PROBLEM SET
#1 Please explain, in one to three sentences, why the school article lists BIAM Model School and College under criticism.
#2 Answer these questions from the school article:
(a) In what year did the institution start its educational activities?
(b) Under which foundation does the institution operate?
(c) On what date were a teacher and three students stabbed at the school?
#3 Copy the part of the school article between "On 11 February" and "High School and College.", inclusive.

READING TEXT

++++++

- Uposhohor, Nishindara Bogra, Bangladesh, Rajshahi, 5800

Information
- School type: Private Model School
- Motto: The toughest task for a human is to humanise
- Opened: 2006; 20 years ago
- School board: Board of Intermediate and Secondary Education, Rajshahi
- School code: EIIN: 132097
- Principal: Md. Mustafizur Rahman
- Language: Bengali
- Website: biammodelbogra.edu.bd

= BIAM Model School and College, Bogura =

Educational institution in Bogra, Bangladesh

BIAM Model School and College is an educational institution located in Bogra District, Bangladesh. It operates under the Bangladesh Institute of Administration and Management (BIAM) Foundation. The educational institution is located in the Nishindara suburb of Bogra. The institute started its educational activities in 2006.

In 2014, it ranked among the top 20 schools under the Board of Intermediate and Secondary Education, Rajshahi in terms of results.

On 11 February 2019, a teacher and three students were stabbed during the annual sports competition at BIAM Model School and College.

== Criticism ==
Reports of extra fees being paid in the name of session fees and development fees during admissions to several schools and colleges in Bogra in defiance of the High Court order came up in various media, including BIAM Model High School and College.

++++++

RECORD EXTRACTS
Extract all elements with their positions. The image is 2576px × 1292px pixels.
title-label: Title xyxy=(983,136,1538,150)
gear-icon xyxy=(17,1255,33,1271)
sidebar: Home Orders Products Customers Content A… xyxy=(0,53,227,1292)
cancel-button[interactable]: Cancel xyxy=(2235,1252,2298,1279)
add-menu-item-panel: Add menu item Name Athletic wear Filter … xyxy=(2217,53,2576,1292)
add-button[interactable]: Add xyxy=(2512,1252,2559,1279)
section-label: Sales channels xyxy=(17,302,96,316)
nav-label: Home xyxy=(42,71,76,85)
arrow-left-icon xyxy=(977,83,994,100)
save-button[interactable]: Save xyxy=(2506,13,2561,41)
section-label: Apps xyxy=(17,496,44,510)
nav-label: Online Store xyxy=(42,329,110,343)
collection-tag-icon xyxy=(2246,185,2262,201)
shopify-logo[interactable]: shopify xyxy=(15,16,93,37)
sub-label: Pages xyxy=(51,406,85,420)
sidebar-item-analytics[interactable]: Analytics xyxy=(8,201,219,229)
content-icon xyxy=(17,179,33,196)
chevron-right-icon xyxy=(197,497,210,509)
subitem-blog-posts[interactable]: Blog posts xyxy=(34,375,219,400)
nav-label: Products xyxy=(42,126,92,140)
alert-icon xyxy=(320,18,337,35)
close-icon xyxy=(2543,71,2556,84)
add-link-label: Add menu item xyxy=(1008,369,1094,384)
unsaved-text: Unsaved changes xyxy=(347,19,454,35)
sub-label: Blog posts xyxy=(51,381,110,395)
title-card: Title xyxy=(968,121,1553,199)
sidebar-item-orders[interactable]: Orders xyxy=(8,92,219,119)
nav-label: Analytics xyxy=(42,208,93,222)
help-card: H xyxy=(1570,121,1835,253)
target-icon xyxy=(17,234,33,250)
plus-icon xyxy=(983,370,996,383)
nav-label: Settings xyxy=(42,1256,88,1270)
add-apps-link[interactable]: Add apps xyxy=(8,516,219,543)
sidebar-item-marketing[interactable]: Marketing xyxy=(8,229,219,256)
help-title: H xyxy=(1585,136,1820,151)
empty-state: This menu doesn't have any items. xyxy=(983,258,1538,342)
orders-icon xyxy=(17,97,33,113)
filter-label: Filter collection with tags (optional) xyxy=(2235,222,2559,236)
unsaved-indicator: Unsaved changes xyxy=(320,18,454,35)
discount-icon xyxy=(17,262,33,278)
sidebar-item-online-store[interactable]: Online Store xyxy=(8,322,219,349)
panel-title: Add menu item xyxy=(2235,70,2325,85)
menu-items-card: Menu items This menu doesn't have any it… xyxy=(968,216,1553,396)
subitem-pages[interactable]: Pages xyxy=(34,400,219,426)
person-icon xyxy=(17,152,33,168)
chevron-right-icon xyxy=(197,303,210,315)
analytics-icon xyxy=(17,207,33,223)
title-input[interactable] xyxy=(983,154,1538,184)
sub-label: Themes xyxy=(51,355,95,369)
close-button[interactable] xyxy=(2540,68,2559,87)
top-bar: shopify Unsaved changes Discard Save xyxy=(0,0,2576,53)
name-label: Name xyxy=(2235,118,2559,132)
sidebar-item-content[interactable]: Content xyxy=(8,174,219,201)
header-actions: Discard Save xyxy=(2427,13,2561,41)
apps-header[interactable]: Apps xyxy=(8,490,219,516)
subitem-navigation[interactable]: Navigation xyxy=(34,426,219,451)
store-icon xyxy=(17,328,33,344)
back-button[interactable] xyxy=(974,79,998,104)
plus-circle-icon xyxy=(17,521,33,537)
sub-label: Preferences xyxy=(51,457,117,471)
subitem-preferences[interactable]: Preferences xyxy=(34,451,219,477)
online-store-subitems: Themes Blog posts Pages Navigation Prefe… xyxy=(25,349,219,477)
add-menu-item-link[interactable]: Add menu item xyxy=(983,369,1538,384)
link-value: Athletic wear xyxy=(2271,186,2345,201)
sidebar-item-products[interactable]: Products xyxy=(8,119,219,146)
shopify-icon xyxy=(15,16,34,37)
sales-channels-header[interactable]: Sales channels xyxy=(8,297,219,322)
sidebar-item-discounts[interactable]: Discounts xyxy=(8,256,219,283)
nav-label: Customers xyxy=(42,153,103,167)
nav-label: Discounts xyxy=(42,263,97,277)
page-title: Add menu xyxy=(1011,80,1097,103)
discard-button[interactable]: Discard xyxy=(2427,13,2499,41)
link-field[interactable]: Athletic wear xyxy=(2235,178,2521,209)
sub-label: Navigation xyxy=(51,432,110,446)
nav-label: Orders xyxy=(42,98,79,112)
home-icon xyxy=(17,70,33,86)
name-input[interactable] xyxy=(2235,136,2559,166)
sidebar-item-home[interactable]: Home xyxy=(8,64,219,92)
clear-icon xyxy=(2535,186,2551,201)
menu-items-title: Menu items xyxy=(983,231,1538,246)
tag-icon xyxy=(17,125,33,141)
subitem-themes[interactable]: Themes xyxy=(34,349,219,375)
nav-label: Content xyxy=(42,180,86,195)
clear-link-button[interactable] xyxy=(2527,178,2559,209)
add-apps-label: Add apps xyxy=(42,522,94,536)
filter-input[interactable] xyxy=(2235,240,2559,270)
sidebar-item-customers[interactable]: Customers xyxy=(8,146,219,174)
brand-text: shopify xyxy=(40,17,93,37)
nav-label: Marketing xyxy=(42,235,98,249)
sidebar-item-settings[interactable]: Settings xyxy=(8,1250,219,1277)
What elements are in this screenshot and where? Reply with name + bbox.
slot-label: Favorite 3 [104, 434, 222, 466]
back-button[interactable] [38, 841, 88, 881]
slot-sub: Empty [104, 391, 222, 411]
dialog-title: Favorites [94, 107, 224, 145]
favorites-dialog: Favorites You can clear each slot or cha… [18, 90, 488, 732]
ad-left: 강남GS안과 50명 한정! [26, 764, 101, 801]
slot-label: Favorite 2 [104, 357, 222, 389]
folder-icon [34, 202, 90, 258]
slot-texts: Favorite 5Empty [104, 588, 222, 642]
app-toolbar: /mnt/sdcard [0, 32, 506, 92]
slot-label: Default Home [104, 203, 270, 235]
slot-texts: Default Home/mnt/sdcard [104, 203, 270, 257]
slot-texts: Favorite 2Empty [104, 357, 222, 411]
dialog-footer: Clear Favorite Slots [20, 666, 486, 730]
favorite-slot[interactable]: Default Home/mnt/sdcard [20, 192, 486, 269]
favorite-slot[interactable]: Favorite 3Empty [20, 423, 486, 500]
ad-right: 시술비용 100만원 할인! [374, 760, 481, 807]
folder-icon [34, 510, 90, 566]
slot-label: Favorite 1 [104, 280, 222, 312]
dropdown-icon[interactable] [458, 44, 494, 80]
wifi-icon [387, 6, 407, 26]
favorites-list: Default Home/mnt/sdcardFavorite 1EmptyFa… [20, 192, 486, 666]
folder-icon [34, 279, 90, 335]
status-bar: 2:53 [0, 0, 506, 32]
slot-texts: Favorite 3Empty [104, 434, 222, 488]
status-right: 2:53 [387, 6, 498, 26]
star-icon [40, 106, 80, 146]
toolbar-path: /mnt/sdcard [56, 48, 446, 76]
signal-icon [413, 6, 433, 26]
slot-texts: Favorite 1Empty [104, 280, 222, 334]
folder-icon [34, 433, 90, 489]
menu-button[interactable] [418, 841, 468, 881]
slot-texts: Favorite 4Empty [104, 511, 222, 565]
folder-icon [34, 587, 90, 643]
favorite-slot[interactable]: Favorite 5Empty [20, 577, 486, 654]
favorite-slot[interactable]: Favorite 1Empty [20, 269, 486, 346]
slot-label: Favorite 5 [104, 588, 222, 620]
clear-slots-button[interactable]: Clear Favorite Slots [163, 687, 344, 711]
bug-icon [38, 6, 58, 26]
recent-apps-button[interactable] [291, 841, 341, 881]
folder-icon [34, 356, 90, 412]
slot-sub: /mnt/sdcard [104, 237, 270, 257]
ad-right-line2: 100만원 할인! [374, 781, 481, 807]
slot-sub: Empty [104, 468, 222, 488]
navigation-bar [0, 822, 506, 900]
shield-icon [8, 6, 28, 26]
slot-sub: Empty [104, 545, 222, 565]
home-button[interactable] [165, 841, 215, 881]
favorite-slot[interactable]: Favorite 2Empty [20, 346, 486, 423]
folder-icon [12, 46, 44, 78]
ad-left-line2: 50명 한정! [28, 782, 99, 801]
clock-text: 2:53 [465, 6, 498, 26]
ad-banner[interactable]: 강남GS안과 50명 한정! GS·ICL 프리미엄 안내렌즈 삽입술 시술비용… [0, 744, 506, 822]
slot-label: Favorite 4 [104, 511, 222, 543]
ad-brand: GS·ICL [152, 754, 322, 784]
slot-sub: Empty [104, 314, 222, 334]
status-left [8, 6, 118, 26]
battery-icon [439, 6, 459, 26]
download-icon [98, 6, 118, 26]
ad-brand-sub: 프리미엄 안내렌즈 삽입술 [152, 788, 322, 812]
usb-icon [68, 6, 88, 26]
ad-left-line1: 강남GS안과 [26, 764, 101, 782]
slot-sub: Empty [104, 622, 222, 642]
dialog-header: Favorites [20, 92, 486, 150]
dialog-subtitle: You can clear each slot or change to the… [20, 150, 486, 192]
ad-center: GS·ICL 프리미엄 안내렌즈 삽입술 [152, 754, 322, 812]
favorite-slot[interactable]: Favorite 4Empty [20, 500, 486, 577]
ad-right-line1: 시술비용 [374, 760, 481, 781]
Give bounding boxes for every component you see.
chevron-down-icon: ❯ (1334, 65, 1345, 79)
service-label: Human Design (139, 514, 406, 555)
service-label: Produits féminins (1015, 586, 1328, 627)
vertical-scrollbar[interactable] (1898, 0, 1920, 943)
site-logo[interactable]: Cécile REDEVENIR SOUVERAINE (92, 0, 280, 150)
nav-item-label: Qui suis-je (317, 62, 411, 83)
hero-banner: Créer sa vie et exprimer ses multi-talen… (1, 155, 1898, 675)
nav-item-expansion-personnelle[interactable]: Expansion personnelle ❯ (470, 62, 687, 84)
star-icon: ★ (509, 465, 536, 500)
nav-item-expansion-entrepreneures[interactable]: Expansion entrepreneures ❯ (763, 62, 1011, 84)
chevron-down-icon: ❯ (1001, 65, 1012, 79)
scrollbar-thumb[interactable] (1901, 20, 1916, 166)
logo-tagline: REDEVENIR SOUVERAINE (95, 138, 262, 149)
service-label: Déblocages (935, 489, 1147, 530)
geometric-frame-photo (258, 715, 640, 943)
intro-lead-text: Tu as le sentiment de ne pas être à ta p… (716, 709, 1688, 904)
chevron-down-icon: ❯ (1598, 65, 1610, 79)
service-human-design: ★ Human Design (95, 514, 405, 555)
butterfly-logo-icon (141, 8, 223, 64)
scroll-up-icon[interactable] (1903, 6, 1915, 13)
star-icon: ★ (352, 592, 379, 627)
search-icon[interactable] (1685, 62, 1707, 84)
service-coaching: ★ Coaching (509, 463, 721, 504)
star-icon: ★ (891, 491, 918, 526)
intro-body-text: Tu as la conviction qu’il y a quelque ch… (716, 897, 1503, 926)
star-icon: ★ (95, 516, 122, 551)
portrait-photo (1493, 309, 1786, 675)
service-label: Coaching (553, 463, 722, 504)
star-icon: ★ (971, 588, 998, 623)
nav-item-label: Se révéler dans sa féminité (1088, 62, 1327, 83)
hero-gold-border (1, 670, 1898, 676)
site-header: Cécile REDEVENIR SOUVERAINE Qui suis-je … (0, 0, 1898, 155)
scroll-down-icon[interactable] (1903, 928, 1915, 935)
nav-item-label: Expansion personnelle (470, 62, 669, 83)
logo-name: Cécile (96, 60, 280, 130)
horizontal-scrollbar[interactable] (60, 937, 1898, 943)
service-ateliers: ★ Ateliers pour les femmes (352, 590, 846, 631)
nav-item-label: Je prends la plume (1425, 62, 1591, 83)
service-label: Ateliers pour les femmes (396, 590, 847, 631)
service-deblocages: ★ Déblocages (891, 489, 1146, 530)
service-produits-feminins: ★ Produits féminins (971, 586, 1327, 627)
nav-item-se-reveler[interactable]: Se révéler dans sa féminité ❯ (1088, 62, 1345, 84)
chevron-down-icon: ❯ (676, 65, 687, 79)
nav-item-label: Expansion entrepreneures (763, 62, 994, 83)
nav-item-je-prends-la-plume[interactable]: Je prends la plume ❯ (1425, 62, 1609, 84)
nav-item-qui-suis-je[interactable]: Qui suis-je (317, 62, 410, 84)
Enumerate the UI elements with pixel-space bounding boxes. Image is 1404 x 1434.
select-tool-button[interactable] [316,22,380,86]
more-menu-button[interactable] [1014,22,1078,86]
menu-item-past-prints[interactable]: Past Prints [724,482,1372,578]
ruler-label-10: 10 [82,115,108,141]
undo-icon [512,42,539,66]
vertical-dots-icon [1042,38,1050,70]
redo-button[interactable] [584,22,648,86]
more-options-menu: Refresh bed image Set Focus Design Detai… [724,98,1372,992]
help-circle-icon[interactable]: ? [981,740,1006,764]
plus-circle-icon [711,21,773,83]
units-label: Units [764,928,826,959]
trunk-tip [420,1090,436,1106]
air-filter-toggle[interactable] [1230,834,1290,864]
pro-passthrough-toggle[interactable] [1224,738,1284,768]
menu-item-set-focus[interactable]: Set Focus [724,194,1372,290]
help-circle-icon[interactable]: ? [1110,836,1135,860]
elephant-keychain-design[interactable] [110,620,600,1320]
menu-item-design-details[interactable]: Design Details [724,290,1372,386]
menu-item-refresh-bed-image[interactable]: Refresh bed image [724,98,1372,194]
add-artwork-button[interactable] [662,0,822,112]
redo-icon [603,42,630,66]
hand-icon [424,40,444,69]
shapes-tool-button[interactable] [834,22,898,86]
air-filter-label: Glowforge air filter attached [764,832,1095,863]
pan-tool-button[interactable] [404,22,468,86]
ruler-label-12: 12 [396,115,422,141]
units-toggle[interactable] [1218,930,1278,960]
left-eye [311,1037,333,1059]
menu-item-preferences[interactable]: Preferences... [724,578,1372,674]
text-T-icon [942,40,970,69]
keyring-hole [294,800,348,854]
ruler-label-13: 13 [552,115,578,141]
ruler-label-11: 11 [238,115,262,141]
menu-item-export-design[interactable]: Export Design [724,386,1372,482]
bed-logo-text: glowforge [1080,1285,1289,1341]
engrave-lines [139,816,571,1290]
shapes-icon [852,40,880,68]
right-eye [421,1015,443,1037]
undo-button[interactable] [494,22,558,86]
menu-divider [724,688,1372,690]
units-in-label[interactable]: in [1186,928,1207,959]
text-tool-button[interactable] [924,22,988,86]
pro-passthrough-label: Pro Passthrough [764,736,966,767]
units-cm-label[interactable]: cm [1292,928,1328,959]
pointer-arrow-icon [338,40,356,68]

++++++

TASK-BY-TASK SOLUTIONS
#1 Various media reported that extra fees were paid in the name of session fees and development fees during admissions to several schools and colleges in Bogra, including this one. These fees were taken in defiance of a High Court order.

#2
(a) 2006
(b) The Bangladesh Institute of Administration and Management (BIAM) Foundation
(c) 11 February 2019

#3
On 11 February 2019, a teacher and three students were stabbed during the annual sports competition at BIAM Model School and College.

== Criticism ==
Reports of extra fees being paid in the name of session fees and development fees during admissions to several schools and colleges in Bogra in defiance of the High Court order came up in various media, including BIAM Model High School and College.